▶
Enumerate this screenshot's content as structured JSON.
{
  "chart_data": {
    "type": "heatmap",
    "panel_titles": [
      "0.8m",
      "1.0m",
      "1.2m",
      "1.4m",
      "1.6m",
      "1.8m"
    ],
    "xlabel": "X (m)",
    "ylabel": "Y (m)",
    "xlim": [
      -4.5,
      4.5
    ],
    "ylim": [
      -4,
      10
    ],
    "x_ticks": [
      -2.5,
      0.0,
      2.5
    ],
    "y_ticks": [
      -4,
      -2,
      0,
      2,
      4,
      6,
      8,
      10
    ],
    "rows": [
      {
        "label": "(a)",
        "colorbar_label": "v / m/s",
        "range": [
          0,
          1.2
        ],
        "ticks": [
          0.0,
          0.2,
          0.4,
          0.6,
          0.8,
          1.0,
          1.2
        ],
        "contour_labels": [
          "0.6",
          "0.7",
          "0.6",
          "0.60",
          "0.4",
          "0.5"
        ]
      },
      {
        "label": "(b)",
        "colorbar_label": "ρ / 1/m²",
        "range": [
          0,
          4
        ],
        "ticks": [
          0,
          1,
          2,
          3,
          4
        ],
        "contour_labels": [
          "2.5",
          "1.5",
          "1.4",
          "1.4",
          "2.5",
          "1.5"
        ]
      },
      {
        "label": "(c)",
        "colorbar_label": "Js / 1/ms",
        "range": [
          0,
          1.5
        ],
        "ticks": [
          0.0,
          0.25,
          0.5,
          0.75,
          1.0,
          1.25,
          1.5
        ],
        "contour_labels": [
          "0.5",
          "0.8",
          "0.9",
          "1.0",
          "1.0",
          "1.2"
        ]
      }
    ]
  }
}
◀
Direction
Each record above should be returned exactly as it appears.

The response
Enumerate this screenshot's content as structured JSON.
{
  "chart_data": {
    "type": "heatmap",
    "panel_titles": [
      "0.8m",
      "1.0m",
      "1.2m",
      "1.4m",
      "1.6m",
      "1.8m"
    ],
    "xlabel": "X (m)",
    "ylabel": "Y (m)",
    "xlim": [
      -4.5,
      4.5
    ],
    "ylim": [
      -4,
      10
    ],
    "x_ticks": [
      -2.5,
      0.0,
      2.5
    ],
    "y_ticks": [
      -4,
      -2,
      0,
      2,
      4,
      6,
      8,
      10
    ],
    "rows": [
      {
        "label": "(a)",
        "colorbar_label": "v / m/s",
        "range": [
          0,
          1.2
        ],
        "ticks": [
          0.0,
          0.2,
          0.4,
          0.6,
          0.8,
          1.0,
          1.2
        ],
        "contour_labels": [
          "0.6",
          "0.7",
          "0.6",
          "0.60",
          "0.4",
          "0.5"
        ]
      },
      {
        "label": "(b)",
        "colorbar_label": "ρ / 1/m²",
        "range": [
          0,
          4
        ],
        "ticks": [
          0,
          1,
          2,
          3,
          4
        ],
        "contour_labels": [
          "2.5",
          "1.5",
          "1.4",
          "1.4",
          "2.5",
          "1.5"
        ]
      },
      {
        "label": "(c)",
        "colorbar_label": "Js / 1/ms",
        "range": [
          0,
          1.5
        ],
        "ticks": [
          0.0,
          0.25,
          0.5,
          0.75,
          1.0,
          1.25,
          1.5
        ],
        "contour_labels": [
          "0.5",
          "0.8",
          "0.9",
          "1.0",
          "1.0",
          "1.2"
        ]
      }
    ]
  }
}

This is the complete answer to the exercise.